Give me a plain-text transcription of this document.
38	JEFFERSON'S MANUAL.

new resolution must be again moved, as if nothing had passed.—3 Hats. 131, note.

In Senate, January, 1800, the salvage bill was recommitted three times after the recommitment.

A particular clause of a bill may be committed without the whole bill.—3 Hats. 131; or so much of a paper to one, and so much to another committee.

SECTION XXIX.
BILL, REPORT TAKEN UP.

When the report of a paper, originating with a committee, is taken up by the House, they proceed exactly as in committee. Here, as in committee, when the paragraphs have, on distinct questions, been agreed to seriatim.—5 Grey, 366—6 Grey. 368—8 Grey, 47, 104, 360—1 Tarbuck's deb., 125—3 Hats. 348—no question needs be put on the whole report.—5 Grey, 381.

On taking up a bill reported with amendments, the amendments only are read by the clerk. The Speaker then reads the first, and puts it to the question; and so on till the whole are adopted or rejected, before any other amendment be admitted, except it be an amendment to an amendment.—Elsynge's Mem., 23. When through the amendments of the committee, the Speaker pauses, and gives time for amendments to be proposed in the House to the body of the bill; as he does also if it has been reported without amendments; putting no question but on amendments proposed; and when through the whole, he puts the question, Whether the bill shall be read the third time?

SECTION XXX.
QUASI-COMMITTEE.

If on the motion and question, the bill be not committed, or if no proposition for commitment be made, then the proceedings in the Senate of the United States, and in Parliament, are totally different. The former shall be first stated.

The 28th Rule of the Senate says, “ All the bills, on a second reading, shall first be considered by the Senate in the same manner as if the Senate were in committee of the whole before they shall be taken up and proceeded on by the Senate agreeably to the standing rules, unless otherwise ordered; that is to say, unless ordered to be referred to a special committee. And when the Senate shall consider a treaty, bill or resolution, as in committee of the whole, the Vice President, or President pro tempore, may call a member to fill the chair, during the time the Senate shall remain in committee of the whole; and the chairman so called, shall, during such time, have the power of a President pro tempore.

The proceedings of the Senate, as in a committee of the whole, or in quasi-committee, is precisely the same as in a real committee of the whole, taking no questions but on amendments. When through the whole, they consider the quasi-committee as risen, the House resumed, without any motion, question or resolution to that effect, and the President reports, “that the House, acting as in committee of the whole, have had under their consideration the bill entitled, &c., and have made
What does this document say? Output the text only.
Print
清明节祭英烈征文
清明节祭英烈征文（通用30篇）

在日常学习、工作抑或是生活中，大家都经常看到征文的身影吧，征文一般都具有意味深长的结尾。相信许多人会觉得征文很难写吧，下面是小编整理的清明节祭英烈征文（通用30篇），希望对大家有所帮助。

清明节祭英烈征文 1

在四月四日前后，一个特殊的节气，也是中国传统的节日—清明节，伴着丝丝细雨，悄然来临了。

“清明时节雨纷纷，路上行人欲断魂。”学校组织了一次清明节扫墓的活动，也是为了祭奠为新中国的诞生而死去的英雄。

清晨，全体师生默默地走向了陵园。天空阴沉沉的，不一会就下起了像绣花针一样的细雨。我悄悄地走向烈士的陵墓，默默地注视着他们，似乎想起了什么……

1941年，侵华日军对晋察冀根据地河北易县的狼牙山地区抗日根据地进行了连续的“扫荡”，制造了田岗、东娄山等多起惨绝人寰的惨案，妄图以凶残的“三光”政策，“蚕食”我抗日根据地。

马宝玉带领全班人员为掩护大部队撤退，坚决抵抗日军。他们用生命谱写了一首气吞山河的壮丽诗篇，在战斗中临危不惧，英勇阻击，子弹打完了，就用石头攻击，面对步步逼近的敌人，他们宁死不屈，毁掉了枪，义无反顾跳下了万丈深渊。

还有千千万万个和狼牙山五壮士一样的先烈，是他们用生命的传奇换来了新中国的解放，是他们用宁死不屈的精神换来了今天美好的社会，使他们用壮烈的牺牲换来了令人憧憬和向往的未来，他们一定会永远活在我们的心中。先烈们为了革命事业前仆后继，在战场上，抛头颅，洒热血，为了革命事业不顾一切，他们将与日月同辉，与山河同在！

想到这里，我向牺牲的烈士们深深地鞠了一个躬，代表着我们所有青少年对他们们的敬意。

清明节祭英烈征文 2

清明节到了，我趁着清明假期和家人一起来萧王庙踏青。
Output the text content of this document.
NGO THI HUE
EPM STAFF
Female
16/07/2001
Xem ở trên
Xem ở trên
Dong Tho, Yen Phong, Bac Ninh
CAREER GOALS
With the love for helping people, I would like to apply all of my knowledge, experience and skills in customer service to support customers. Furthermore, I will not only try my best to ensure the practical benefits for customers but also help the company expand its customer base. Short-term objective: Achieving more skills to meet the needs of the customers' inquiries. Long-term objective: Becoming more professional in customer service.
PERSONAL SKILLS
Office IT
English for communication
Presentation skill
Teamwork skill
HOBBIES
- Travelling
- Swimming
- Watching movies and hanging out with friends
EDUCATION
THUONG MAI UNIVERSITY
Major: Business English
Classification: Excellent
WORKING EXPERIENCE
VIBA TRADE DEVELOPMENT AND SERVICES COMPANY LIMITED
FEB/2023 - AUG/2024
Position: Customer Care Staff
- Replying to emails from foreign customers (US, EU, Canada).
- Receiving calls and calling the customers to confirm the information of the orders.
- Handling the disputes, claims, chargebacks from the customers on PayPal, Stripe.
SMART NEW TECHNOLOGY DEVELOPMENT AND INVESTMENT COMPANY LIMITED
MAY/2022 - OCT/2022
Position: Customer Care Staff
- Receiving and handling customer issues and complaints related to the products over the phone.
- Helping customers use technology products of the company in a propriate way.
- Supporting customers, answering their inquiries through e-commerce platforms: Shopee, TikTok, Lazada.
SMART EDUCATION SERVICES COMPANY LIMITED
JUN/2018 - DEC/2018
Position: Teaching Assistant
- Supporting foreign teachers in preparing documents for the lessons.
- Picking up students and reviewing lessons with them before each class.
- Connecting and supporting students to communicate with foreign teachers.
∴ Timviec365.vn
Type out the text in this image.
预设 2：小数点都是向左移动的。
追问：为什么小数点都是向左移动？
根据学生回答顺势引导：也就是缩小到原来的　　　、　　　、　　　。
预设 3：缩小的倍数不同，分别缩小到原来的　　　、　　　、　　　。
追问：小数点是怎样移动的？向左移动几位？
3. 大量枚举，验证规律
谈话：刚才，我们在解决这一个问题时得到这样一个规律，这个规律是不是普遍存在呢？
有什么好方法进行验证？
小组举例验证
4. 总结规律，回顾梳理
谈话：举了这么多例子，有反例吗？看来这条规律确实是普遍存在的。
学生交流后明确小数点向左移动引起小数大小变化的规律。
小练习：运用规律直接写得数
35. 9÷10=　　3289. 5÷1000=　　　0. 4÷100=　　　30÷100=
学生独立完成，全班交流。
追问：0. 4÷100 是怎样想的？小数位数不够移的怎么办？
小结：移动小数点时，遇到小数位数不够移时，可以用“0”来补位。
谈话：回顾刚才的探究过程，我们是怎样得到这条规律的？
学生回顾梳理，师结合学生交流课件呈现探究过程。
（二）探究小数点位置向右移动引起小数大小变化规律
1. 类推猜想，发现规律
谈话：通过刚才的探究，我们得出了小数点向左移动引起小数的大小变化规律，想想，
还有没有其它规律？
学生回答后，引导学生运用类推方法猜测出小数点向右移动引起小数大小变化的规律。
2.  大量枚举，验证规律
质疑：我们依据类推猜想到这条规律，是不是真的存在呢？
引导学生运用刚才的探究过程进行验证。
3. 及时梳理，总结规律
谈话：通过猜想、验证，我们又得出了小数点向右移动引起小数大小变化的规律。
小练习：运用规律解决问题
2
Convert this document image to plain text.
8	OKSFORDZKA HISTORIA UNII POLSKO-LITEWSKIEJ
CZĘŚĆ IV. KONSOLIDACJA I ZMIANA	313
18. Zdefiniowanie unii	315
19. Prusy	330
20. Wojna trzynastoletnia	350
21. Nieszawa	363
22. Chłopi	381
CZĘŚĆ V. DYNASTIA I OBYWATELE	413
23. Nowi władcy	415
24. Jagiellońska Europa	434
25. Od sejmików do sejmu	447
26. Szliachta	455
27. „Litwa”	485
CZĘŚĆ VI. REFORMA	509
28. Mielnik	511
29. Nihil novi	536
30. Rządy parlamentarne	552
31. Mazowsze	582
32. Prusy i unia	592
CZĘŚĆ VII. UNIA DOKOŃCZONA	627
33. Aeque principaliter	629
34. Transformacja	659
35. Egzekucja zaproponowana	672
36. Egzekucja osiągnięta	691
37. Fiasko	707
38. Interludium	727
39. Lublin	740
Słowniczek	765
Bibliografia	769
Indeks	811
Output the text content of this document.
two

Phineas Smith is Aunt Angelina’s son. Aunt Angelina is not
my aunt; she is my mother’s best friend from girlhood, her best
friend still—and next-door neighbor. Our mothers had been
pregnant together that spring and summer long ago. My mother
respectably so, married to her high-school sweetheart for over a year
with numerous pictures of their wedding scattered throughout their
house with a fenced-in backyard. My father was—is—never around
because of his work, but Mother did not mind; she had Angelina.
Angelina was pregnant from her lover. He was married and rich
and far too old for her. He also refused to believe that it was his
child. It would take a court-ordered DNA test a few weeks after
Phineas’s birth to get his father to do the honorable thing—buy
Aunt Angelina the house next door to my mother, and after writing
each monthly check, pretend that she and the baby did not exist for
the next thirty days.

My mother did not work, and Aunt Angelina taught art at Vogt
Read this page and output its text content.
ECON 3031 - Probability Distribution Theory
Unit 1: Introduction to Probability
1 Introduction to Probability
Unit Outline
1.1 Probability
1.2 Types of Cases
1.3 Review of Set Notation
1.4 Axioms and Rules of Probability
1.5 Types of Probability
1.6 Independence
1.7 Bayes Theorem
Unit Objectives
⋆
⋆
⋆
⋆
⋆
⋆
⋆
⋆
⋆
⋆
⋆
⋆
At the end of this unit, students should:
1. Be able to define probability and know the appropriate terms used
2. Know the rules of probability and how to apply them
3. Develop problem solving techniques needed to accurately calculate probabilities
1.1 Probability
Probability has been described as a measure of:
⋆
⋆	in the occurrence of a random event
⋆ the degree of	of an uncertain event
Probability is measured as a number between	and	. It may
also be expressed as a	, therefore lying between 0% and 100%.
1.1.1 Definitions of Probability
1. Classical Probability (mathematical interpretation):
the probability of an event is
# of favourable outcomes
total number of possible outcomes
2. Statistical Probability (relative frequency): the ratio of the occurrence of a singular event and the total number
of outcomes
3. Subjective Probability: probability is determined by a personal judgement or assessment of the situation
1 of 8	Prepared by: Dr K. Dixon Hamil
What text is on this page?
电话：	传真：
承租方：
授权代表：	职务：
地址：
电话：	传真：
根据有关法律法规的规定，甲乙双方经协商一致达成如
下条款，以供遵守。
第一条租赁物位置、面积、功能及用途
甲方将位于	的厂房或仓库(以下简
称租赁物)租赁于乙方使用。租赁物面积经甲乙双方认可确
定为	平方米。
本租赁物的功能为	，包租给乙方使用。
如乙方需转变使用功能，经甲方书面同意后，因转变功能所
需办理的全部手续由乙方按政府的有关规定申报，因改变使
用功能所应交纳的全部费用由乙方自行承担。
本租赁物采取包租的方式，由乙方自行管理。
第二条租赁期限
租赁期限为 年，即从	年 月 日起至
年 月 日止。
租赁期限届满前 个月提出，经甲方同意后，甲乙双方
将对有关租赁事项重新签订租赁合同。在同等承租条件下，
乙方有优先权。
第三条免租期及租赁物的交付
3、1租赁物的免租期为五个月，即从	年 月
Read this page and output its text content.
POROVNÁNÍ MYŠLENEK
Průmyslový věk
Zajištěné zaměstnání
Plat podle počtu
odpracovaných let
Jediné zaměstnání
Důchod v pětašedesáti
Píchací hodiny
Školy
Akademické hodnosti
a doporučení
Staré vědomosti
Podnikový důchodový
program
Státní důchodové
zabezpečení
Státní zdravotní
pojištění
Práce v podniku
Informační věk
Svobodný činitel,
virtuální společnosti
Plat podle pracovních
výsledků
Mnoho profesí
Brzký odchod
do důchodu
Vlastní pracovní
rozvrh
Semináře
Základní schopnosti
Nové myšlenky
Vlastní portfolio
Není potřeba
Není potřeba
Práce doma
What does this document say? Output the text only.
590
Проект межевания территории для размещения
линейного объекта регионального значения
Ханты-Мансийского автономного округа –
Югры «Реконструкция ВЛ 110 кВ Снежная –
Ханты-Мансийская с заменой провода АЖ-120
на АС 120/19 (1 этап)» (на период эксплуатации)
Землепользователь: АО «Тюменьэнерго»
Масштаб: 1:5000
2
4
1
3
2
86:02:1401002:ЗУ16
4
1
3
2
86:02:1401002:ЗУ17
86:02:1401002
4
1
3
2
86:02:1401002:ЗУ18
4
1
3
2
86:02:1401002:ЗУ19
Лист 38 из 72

☆ ☆ ☆

Task directions:
In the lines above, locate the string "English". Copy every line where it occurs.

Written solution:
English for communication
Major: Business English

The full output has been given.